PROBLEMS AND TASKS ::
A - Decide whether each statement agrees with the Nielson family history below, answering yes or no and quoting the words that decide it: (i) Niels was born in Richfield; (ii) the children slept in the house because the barn was colder; (iii) LeRoy began milking at the age of ten.
B - Carry the Nielson family history below forward, starting after its last sentence.

*** SELECTED EXTRACT Section Begins ***

Saturday, July 9, 2011

NIELSON NIELS and ELLA

NIELS NIELSON
and
ELLA GILBERT NIELSON
LeRoy Nielson

Niels was born in Richfield 28 June 1882 to James Nielson and Christina Marie Smith.  LeRoy, James' grandson tells that James had been working as a stone mason on the Manti Temple many miles away.  When it was time for Niels to be born, James walked all the way back to Richfield to be with his wife Stina.

Niels married Ella Gilbert 17 June 1903 shortly after moving to Winter Quarters.  Their first five children were born in Winter Quarters.  Ella didn't like living in there in the coal camps.  She wanted live on a farm.  They moved to an eighty acre farm in Cedar View near Roosevelt in Duchesne County a year before their sixth child LeRoy was born 24 March 1918.  They lived in a two-room home with a dirt floor.  The water was drawn from a ditch running near their home.  The children slept in the barn.  This wasn't as bad as it sounds.  It was a dairy barn, clean and neat and it was warmer than the house.

This was probably a meager beginning but in a few years they gathered a large herd of cows.  It was a lot of work.  The herd had to be milked twice a day and cared for.  LeRoy began milking at the age of six.  The older he became the more cows he was required to milk.  As young as he was, he could still remember his grandfather, James, coming out into the Basin to visit them.  The farm was now becoming more successful and their future was almost assured.  Then came the drought.  Each year the land became drier and the water became scare.  All of the farmers were hurting.  The basin was declared a disaster area.   When the land could no longer feed the cows, the government paid them a few cents on the dollar if they shot them.  The ears of the cows would be taken to town to receive payment.

*** SELECTED EXTRACT Section Ends ***
*** SUPPLIED MATERIAL Section Begins ***

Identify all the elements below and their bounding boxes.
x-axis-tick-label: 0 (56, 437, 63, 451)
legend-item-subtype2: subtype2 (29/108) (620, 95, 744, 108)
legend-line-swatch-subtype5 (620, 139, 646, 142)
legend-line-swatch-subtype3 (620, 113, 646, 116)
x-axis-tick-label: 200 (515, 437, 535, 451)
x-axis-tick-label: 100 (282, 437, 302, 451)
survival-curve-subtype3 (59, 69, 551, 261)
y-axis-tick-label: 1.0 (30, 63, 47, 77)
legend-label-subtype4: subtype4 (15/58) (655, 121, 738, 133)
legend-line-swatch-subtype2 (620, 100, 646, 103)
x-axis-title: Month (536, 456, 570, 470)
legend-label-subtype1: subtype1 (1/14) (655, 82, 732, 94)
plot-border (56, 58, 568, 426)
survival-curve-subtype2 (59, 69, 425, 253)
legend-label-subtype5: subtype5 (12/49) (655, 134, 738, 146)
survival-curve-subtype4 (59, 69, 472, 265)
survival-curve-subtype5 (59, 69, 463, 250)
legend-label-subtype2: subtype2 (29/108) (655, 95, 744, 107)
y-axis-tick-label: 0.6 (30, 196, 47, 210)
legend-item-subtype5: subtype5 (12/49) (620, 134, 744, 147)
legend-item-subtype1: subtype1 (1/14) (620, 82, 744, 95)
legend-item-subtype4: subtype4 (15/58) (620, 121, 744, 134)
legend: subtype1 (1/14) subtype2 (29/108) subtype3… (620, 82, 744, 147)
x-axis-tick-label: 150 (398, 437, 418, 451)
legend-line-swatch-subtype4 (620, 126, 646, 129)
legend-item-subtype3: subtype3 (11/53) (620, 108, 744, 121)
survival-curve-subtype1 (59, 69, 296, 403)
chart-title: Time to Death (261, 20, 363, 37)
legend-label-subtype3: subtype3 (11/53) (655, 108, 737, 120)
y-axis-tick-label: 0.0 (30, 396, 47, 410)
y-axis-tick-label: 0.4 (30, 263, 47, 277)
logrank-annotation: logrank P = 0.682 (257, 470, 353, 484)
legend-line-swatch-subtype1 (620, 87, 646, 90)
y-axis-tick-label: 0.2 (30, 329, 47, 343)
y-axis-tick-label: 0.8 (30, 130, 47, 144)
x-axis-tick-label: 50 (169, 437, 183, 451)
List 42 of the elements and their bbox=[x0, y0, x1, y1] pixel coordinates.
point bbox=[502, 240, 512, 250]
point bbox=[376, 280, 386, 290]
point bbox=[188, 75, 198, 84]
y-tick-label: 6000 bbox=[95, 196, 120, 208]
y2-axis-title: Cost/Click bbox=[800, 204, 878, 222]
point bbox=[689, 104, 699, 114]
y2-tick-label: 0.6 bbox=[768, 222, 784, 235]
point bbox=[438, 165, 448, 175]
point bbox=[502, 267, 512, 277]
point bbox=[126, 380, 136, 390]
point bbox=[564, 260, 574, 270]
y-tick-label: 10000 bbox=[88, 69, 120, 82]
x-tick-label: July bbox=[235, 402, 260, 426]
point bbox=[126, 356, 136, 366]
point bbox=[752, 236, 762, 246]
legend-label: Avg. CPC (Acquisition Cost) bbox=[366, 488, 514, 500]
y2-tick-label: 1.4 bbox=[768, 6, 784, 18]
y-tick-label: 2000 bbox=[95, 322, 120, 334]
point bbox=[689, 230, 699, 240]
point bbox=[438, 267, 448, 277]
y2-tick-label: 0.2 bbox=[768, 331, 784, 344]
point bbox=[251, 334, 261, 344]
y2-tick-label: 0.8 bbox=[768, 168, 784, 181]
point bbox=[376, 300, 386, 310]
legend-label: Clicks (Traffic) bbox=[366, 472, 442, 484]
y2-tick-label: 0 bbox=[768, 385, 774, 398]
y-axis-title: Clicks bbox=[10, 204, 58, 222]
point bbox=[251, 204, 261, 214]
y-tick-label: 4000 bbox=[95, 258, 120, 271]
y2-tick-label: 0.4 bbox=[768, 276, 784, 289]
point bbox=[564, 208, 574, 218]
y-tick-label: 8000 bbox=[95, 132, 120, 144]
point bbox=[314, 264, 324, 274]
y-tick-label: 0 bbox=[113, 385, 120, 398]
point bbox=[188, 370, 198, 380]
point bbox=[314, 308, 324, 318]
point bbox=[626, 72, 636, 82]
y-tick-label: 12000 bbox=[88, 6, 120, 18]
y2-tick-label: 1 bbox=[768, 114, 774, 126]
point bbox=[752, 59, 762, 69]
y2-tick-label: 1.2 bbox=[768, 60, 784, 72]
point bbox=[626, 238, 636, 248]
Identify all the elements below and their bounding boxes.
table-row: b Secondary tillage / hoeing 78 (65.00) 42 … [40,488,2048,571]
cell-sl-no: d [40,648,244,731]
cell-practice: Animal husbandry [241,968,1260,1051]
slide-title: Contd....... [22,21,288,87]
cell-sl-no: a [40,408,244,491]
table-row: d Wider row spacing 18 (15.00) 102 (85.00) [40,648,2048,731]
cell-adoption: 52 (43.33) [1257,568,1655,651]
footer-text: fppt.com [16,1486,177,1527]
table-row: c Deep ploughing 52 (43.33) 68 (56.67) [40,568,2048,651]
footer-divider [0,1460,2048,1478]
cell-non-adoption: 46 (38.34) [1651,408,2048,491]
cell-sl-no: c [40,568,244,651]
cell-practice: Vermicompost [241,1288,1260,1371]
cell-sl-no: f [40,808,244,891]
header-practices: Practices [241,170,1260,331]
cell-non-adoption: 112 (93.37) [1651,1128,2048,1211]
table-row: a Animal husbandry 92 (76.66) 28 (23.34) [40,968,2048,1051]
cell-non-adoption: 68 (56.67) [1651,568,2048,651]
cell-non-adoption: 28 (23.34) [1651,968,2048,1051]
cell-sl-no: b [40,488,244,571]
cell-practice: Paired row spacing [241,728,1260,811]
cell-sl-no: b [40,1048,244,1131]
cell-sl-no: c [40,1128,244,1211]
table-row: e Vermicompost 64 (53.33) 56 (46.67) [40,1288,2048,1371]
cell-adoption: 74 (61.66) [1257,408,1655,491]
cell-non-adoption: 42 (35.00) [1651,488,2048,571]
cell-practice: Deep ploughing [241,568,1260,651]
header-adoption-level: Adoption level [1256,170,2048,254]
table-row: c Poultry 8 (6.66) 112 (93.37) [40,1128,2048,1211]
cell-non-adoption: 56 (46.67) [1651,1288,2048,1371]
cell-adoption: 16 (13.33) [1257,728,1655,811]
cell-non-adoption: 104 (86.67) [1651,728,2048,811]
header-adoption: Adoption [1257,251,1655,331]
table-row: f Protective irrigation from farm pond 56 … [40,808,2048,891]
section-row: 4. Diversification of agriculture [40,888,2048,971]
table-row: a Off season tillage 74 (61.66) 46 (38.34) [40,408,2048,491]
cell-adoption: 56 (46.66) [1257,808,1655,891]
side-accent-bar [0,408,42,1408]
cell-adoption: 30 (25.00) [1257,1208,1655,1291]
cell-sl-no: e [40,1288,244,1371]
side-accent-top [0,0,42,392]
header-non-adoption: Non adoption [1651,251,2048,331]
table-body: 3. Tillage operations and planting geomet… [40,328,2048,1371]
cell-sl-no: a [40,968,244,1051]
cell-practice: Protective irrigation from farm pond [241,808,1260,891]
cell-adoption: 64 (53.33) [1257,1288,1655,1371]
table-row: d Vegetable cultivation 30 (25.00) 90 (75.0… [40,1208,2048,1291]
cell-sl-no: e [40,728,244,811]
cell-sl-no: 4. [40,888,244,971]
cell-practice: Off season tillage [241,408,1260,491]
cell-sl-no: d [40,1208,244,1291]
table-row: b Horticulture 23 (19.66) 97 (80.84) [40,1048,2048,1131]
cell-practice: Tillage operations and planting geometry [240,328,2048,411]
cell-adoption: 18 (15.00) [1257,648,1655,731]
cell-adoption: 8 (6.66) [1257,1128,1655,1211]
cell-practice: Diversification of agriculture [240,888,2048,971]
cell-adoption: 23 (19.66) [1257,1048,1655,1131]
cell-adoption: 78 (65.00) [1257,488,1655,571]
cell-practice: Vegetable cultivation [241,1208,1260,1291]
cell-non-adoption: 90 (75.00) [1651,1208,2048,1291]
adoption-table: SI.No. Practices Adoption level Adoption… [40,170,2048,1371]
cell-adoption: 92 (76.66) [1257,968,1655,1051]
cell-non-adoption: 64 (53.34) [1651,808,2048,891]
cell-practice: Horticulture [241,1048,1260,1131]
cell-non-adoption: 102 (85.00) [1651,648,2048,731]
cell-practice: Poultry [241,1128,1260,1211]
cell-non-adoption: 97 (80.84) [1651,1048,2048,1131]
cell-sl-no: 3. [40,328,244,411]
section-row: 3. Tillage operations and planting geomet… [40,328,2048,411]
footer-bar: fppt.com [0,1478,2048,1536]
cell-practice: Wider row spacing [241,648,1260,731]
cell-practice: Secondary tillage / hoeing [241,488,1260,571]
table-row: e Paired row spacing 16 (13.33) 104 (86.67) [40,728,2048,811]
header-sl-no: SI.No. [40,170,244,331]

*** SUPPLIED MATERIAL Section Ends ***

WRITTEN RESPONSES ::
A -
(i) Yes: "Niels was born in Richfield 28 June 1882"
(ii) No: "The children slept in the barn." and "it was warmer than the house."
(iii) No: "LeRoy began milking at the age of six."

B -
Norma said "Niels visited his sister in Eureka to tell of his problem.  He brought six cows into town to sell.  He only received twenty-six dollars for the whole herd.  It was terrible to watch Niels sit down and cry.  He needed the money so badly for his family."  The cattle must have been in poor shape.

The drought was bad enough but it was also the 1929 depression years.  There was no work to be had anywhere.  As they shot the cattle, they bottled what they could and ate what they could of the meat.

LeRoy remembers gathering free lambs from the sheepmen and bottle feeding them.  In the next few years, Niels left the farm in the winter months to work in the coal mines.  He would along bring horses from Price to winter on his farm.

Ella brought eleven children into this world.  Two of them, James and Elva, died as infants.

Niels had been bitten by a woodtick and suffered from the effects of Rocky Mountain Spotted fever for awhile.  He even spent time in the hospital.  The next spring he tried to cross a canal with the aid of a pole.  He fell in and when he finally got out he was cold and exhausted.  He never recovered from this.  He died soon after at the age of fifty-four years of age.  This was another terrible hardship for the family to go through.  Ella's son Joseph was only five-years-old.  The family then had to rely on the older children for support.